### WORK TO DO
Repeat the entire listing exactly as written.

[Dataset records]
— start —

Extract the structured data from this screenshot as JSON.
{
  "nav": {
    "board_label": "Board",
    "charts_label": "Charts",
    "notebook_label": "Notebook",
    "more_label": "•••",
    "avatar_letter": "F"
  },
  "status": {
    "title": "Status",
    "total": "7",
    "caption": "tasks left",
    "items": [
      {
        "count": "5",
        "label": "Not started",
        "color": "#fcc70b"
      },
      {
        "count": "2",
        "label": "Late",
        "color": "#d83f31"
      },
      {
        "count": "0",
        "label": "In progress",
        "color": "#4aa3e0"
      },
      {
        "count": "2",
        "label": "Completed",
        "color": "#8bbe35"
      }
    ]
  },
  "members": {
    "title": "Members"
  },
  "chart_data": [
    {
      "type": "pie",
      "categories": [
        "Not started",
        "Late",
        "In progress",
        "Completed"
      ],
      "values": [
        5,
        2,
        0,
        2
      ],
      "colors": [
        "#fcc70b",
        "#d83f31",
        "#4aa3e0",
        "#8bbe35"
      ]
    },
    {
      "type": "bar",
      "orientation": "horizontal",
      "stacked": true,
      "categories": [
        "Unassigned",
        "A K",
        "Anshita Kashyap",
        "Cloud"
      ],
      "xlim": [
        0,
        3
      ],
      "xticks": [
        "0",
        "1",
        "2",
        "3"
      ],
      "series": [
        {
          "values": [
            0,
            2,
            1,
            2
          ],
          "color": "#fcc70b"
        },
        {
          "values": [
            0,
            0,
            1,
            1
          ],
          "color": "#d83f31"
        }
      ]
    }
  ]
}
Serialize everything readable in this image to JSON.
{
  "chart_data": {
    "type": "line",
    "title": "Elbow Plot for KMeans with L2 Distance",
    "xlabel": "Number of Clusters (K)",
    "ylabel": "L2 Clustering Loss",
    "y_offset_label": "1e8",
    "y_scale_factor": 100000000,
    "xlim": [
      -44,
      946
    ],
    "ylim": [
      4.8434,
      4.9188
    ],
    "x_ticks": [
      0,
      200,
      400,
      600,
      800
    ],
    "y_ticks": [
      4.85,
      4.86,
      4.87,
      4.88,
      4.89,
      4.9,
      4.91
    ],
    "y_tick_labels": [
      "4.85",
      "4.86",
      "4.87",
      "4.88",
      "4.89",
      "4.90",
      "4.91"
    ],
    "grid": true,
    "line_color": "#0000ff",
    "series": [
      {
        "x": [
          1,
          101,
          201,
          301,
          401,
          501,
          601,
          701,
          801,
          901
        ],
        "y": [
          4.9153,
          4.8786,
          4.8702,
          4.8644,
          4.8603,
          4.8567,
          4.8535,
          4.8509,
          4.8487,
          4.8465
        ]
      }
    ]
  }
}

— end —

### ANSWER TO THIS PROBLEM
Extract the structured data from this screenshot as JSON.
{
  "nav": {
    "board_label": "Board",
    "charts_label": "Charts",
    "notebook_label": "Notebook",
    "more_label": "•••",
    "avatar_letter": "F"
  },
  "status": {
    "title": "Status",
    "total": "7",
    "caption": "tasks left",
    "items": [
      {
        "count": "5",
        "label": "Not started",
        "color": "#fcc70b"
      },
      {
        "count": "2",
        "label": "Late",
        "color": "#d83f31"
      },
      {
        "count": "0",
        "label": "In progress",
        "color": "#4aa3e0"
      },
      {
        "count": "2",
        "label": "Completed",
        "color": "#8bbe35"
      }
    ]
  },
  "members": {
    "title": "Members"
  },
  "chart_data": [
    {
      "type": "pie",
      "categories": [
        "Not started",
        "Late",
        "In progress",
        "Completed"
      ],
      "values": [
        5,
        2,
        0,
        2
      ],
      "colors": [
        "#fcc70b",
        "#d83f31",
        "#4aa3e0",
        "#8bbe35"
      ]
    },
    {
      "type": "bar",
      "orientation": "horizontal",
      "stacked": true,
      "categories": [
        "Unassigned",
        "A K",
        "Anshita Kashyap",
        "Cloud"
      ],
      "xlim": [
        0,
        3
      ],
      "xticks": [
        "0",
        "1",
        "2",
        "3"
      ],
      "series": [
        {
          "values": [
            0,
            2,
            1,
            2
          ],
          "color": "#fcc70b"
        },
        {
          "values": [
            0,
            0,
            1,
            1
          ],
          "color": "#d83f31"
        }
      ]
    }
  ]
}
Serialize everything readable in this image to JSON.
{
  "chart_data": {
    "type": "line",
    "title": "Elbow Plot for KMeans with L2 Distance",
    "xlabel": "Number of Clusters (K)",
    "ylabel": "L2 Clustering Loss",
    "y_offset_label": "1e8",
    "y_scale_factor": 100000000,
    "xlim": [
      -44,
      946
    ],
    "ylim": [
      4.8434,
      4.9188
    ],
    "x_ticks": [
      0,
      200,
      400,
      600,
      800
    ],
    "y_ticks": [
      4.85,
      4.86,
      4.87,
      4.88,
      4.89,
      4.9,
      4.91
    ],
    "y_tick_labels": [
      "4.85",
      "4.86",
      "4.87",
      "4.88",
      "4.89",
      "4.90",
      "4.91"
    ],
    "grid": true,
    "line_color": "#0000ff",
    "series": [
      {
        "x": [
          1,
          101,
          201,
          301,
          401,
          501,
          601,
          701,
          801,
          901
        ],
        "y": [
          4.9153,
          4.8786,
          4.8702,
          4.8644,
          4.8603,
          4.8567,
          4.8535,
          4.8509,
          4.8487,
          4.8465
        ]
      }
    ]
  }
}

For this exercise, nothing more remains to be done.